With the images removed, repeat the data below exactly.

[start of Extracted information]

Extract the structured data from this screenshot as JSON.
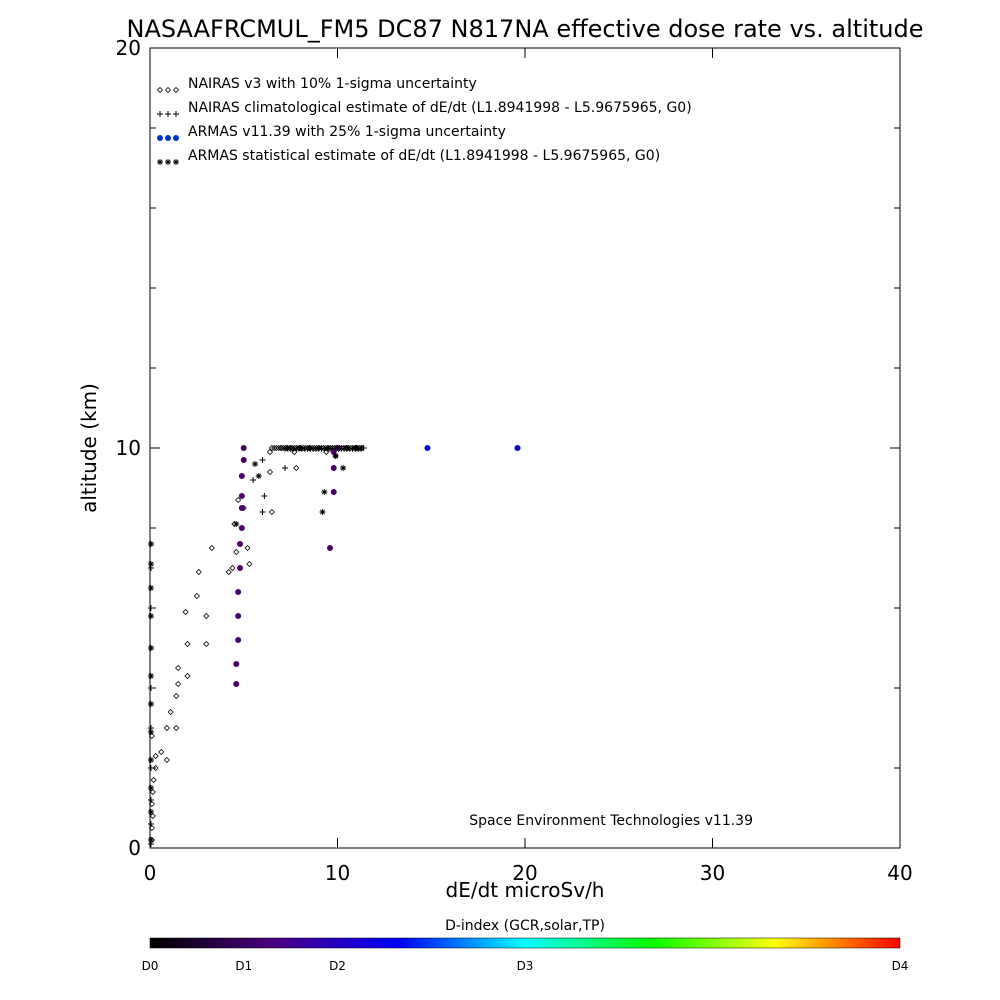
{
  "chart_data": {
    "type": "scatter",
    "title": "NASAAFRCMUL_FM5 DC87 N817NA effective dose rate vs. altitude",
    "xlabel": "dE/dt microSv/h",
    "ylabel": "altitude (km)",
    "xlim": [
      0,
      40
    ],
    "ylim": [
      0,
      20
    ],
    "x_ticks": [
      "0",
      "10",
      "20",
      "30",
      "40"
    ],
    "y_ticks": [
      "0",
      "10",
      "20"
    ],
    "legend_position": "top-left",
    "grid": false,
    "annotation": "Space Environment Technologies v11.39",
    "colorbar": {
      "title": "D-index (GCR,solar,TP)",
      "labels": [
        {
          "text": "D0",
          "value": 0
        },
        {
          "text": "D1",
          "value": 1
        },
        {
          "text": "D2",
          "value": 2
        },
        {
          "text": "D3",
          "value": 3
        },
        {
          "text": "D4",
          "value": 4
        }
      ],
      "label_positions": [
        0,
        0.125,
        0.25,
        0.5,
        1.0
      ],
      "colors": [
        "#000000",
        "#4b0082",
        "#0000ff",
        "#00ffff",
        "#00ff00",
        "#ffff00",
        "#ff0000"
      ]
    },
    "series": [
      {
        "name": "NAIRAS v3 with 10% 1-sigma uncertainty",
        "marker": "diamond",
        "color": "#000000",
        "points": [
          [
            0.1,
            0.2
          ],
          [
            0.1,
            0.5
          ],
          [
            0.15,
            0.8
          ],
          [
            0.1,
            1.1
          ],
          [
            0.15,
            1.4
          ],
          [
            0.2,
            1.7
          ],
          [
            0.3,
            2.0
          ],
          [
            0.3,
            2.3
          ],
          [
            0.1,
            2.8
          ],
          [
            0.9,
            2.2
          ],
          [
            0.6,
            2.4
          ],
          [
            1.4,
            3.0
          ],
          [
            0.9,
            3.0
          ],
          [
            1.1,
            3.4
          ],
          [
            1.4,
            3.8
          ],
          [
            1.5,
            4.1
          ],
          [
            1.5,
            4.5
          ],
          [
            2.0,
            4.3
          ],
          [
            2.0,
            5.1
          ],
          [
            3.0,
            5.1
          ],
          [
            1.9,
            5.9
          ],
          [
            3.0,
            5.8
          ],
          [
            2.5,
            6.3
          ],
          [
            2.6,
            6.9
          ],
          [
            3.3,
            7.5
          ],
          [
            4.2,
            6.9
          ],
          [
            4.4,
            7.0
          ],
          [
            4.6,
            7.4
          ],
          [
            5.2,
            7.5
          ],
          [
            5.3,
            7.1
          ],
          [
            4.5,
            8.1
          ],
          [
            4.7,
            8.7
          ],
          [
            5.0,
            8.5
          ],
          [
            6.5,
            8.4
          ],
          [
            6.4,
            9.4
          ],
          [
            7.8,
            9.5
          ],
          [
            6.4,
            9.9
          ],
          [
            7.0,
            10.0
          ],
          [
            7.5,
            10.0
          ],
          [
            8.0,
            10.0
          ],
          [
            8.5,
            10.0
          ],
          [
            9.0,
            10.0
          ],
          [
            9.5,
            10.0
          ],
          [
            10.0,
            10.0
          ],
          [
            10.5,
            10.0
          ],
          [
            11.0,
            10.0
          ],
          [
            7.7,
            9.9
          ],
          [
            9.4,
            9.9
          ],
          [
            9.9,
            9.8
          ]
        ]
      },
      {
        "name": "NAIRAS climatological estimate of dE/dt (L1.8941998 - L5.9675965, G0)",
        "marker": "plus",
        "color": "#000000",
        "points": [
          [
            0.05,
            0.1
          ],
          [
            0.05,
            0.6
          ],
          [
            0.05,
            1.2
          ],
          [
            0.05,
            2.0
          ],
          [
            0.05,
            3.0
          ],
          [
            0.05,
            4.0
          ],
          [
            0.05,
            5.0
          ],
          [
            0.05,
            6.0
          ],
          [
            0.05,
            7.0
          ],
          [
            0.05,
            7.6
          ],
          [
            4.8,
            7.6
          ],
          [
            5.5,
            9.2
          ],
          [
            6.0,
            9.7
          ],
          [
            6.1,
            8.8
          ],
          [
            6.0,
            8.4
          ],
          [
            7.2,
            9.5
          ],
          [
            7.3,
            10.0
          ],
          [
            8.0,
            10.0
          ],
          [
            8.5,
            10.0
          ],
          [
            9.0,
            10.0
          ],
          [
            9.5,
            10.0
          ],
          [
            10.0,
            10.0
          ],
          [
            10.5,
            10.0
          ],
          [
            11.0,
            10.0
          ],
          [
            11.4,
            10.0
          ]
        ]
      },
      {
        "name": "ARMAS v11.39 with 25% 1-sigma uncertainty",
        "marker": "dot",
        "color": "#0000cc",
        "points": [
          [
            4.6,
            4.1
          ],
          [
            4.6,
            4.6
          ],
          [
            4.7,
            5.2
          ],
          [
            4.7,
            5.8
          ],
          [
            4.7,
            6.4
          ],
          [
            4.8,
            7.0
          ],
          [
            4.8,
            7.6
          ],
          [
            4.9,
            8.0
          ],
          [
            4.9,
            8.5
          ],
          [
            4.9,
            8.8
          ],
          [
            4.9,
            9.3
          ],
          [
            5.0,
            9.7
          ],
          [
            5.0,
            10.0
          ],
          [
            9.6,
            7.5
          ],
          [
            9.8,
            8.9
          ],
          [
            9.8,
            9.5
          ],
          [
            9.8,
            9.9
          ],
          [
            10.0,
            10.0
          ],
          [
            14.8,
            10.0
          ],
          [
            19.6,
            10.0
          ]
        ]
      },
      {
        "name": "ARMAS statistical estimate of dE/dt (L1.8941998 - L5.9675965, G0)",
        "marker": "asterisk",
        "color": "#000000",
        "points": [
          [
            0.05,
            0.2
          ],
          [
            0.05,
            0.9
          ],
          [
            0.05,
            1.5
          ],
          [
            0.05,
            2.2
          ],
          [
            0.05,
            2.9
          ],
          [
            0.05,
            3.6
          ],
          [
            0.05,
            4.3
          ],
          [
            0.05,
            5.0
          ],
          [
            0.05,
            5.8
          ],
          [
            0.05,
            6.5
          ],
          [
            0.05,
            7.1
          ],
          [
            0.05,
            7.6
          ],
          [
            4.6,
            8.1
          ],
          [
            5.8,
            9.3
          ],
          [
            5.6,
            9.6
          ],
          [
            9.2,
            8.4
          ],
          [
            9.3,
            8.9
          ],
          [
            9.9,
            9.8
          ],
          [
            10.3,
            9.5
          ],
          [
            10.0,
            10.0
          ],
          [
            10.5,
            10.0
          ],
          [
            11.0,
            10.0
          ],
          [
            11.3,
            10.0
          ]
        ]
      }
    ]
  }
}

[end of Extracted information]

# Result of the exercise
Extract the structured data from this screenshot as JSON.
{
  "chart_data": {
    "type": "scatter",
    "title": "NASAAFRCMUL_FM5 DC87 N817NA effective dose rate vs. altitude",
    "xlabel": "dE/dt microSv/h",
    "ylabel": "altitude (km)",
    "xlim": [
      0,
      40
    ],
    "ylim": [
      0,
      20
    ],
    "x_ticks": [
      "0",
      "10",
      "20",
      "30",
      "40"
    ],
    "y_ticks": [
      "0",
      "10",
      "20"
    ],
    "legend_position": "top-left",
    "grid": false,
    "annotation": "Space Environment Technologies v11.39",
    "colorbar": {
      "title": "D-index (GCR,solar,TP)",
      "labels": [
        {
          "text": "D0",
          "value": 0
        },
        {
          "text": "D1",
          "value": 1
        },
        {
          "text": "D2",
          "value": 2
        },
        {
          "text": "D3",
          "value": 3
        },
        {
          "text": "D4",
          "value": 4
        }
      ],
      "label_positions": [
        0,
        0.125,
        0.25,
        0.5,
        1.0
      ],
      "colors": [
        "#000000",
        "#4b0082",
        "#0000ff",
        "#00ffff",
        "#00ff00",
        "#ffff00",
        "#ff0000"
      ]
    },
    "series": [
      {
        "name": "NAIRAS v3 with 10% 1-sigma uncertainty",
        "marker": "diamond",
        "color": "#000000",
        "points": [
          [
            0.1,
            0.2
          ],
          [
            0.1,
            0.5
          ],
          [
            0.15,
            0.8
          ],
          [
            0.1,
            1.1
          ],
          [
            0.15,
            1.4
          ],
          [
            0.2,
            1.7
          ],
          [
            0.3,
            2.0
          ],
          [
            0.3,
            2.3
          ],
          [
            0.1,
            2.8
          ],
          [
            0.9,
            2.2
          ],
          [
            0.6,
            2.4
          ],
          [
            1.4,
            3.0
          ],
          [
            0.9,
            3.0
          ],
          [
            1.1,
            3.4
          ],
          [
            1.4,
            3.8
          ],
          [
            1.5,
            4.1
          ],
          [
            1.5,
            4.5
          ],
          [
            2.0,
            4.3
          ],
          [
            2.0,
            5.1
          ],
          [
            3.0,
            5.1
          ],
          [
            1.9,
            5.9
          ],
          [
            3.0,
            5.8
          ],
          [
            2.5,
            6.3
          ],
          [
            2.6,
            6.9
          ],
          [
            3.3,
            7.5
          ],
          [
            4.2,
            6.9
          ],
          [
            4.4,
            7.0
          ],
          [
            4.6,
            7.4
          ],
          [
            5.2,
            7.5
          ],
          [
            5.3,
            7.1
          ],
          [
            4.5,
            8.1
          ],
          [
            4.7,
            8.7
          ],
          [
            5.0,
            8.5
          ],
          [
            6.5,
            8.4
          ],
          [
            6.4,
            9.4
          ],
          [
            7.8,
            9.5
          ],
          [
            6.4,
            9.9
          ],
          [
            7.0,
            10.0
          ],
          [
            7.5,
            10.0
          ],
          [
            8.0,
            10.0
          ],
          [
            8.5,
            10.0
          ],
          [
            9.0,
            10.0
          ],
          [
            9.5,
            10.0
          ],
          [
            10.0,
            10.0
          ],
          [
            10.5,
            10.0
          ],
          [
            11.0,
            10.0
          ],
          [
            7.7,
            9.9
          ],
          [
            9.4,
            9.9
          ],
          [
            9.9,
            9.8
          ]
        ]
      },
      {
        "name": "NAIRAS climatological estimate of dE/dt (L1.8941998 - L5.9675965, G0)",
        "marker": "plus",
        "color": "#000000",
        "points": [
          [
            0.05,
            0.1
          ],
          [
            0.05,
            0.6
          ],
          [
            0.05,
            1.2
          ],
          [
            0.05,
            2.0
          ],
          [
            0.05,
            3.0
          ],
          [
            0.05,
            4.0
          ],
          [
            0.05,
            5.0
          ],
          [
            0.05,
            6.0
          ],
          [
            0.05,
            7.0
          ],
          [
            0.05,
            7.6
          ],
          [
            4.8,
            7.6
          ],
          [
            5.5,
            9.2
          ],
          [
            6.0,
            9.7
          ],
          [
            6.1,
            8.8
          ],
          [
            6.0,
            8.4
          ],
          [
            7.2,
            9.5
          ],
          [
            7.3,
            10.0
          ],
          [
            8.0,
            10.0
          ],
          [
            8.5,
            10.0
          ],
          [
            9.0,
            10.0
          ],
          [
            9.5,
            10.0
          ],
          [
            10.0,
            10.0
          ],
          [
            10.5,
            10.0
          ],
          [
            11.0,
            10.0
          ],
          [
            11.4,
            10.0
          ]
        ]
      },
      {
        "name": "ARMAS v11.39 with 25% 1-sigma uncertainty",
        "marker": "dot",
        "color": "#0000cc",
        "points": [
          [
            4.6,
            4.1
          ],
          [
            4.6,
            4.6
          ],
          [
            4.7,
            5.2
          ],
          [
            4.7,
            5.8
          ],
          [
            4.7,
            6.4
          ],
          [
            4.8,
            7.0
          ],
          [
            4.8,
            7.6
          ],
          [
            4.9,
            8.0
          ],
          [
            4.9,
            8.5
          ],
          [
            4.9,
            8.8
          ],
          [
            4.9,
            9.3
          ],
          [
            5.0,
            9.7
          ],
          [
            5.0,
            10.0
          ],
          [
            9.6,
            7.5
          ],
          [
            9.8,
            8.9
          ],
          [
            9.8,
            9.5
          ],
          [
            9.8,
            9.9
          ],
          [
            10.0,
            10.0
          ],
          [
            14.8,
            10.0
          ],
          [
            19.6,
            10.0
          ]
        ]
      },
      {
        "name": "ARMAS statistical estimate of dE/dt (L1.8941998 - L5.9675965, G0)",
        "marker": "asterisk",
        "color": "#000000",
        "points": [
          [
            0.05,
            0.2
          ],
          [
            0.05,
            0.9
          ],
          [
            0.05,
            1.5
          ],
          [
            0.05,
            2.2
          ],
          [
            0.05,
            2.9
          ],
          [
            0.05,
            3.6
          ],
          [
            0.05,
            4.3
          ],
          [
            0.05,
            5.0
          ],
          [
            0.05,
            5.8
          ],
          [
            0.05,
            6.5
          ],
          [
            0.05,
            7.1
          ],
          [
            0.05,
            7.6
          ],
          [
            4.6,
            8.1
          ],
          [
            5.8,
            9.3
          ],
          [
            5.6,
            9.6
          ],
          [
            9.2,
            8.4
          ],
          [
            9.3,
            8.9
          ],
          [
            9.9,
            9.8
          ],
          [
            10.3,
            9.5
          ],
          [
            10.0,
            10.0
          ],
          [
            10.5,
            10.0
          ],
          [
            11.0,
            10.0
          ],
          [
            11.3,
            10.0
          ]
        ]
      }
    ]
  }
}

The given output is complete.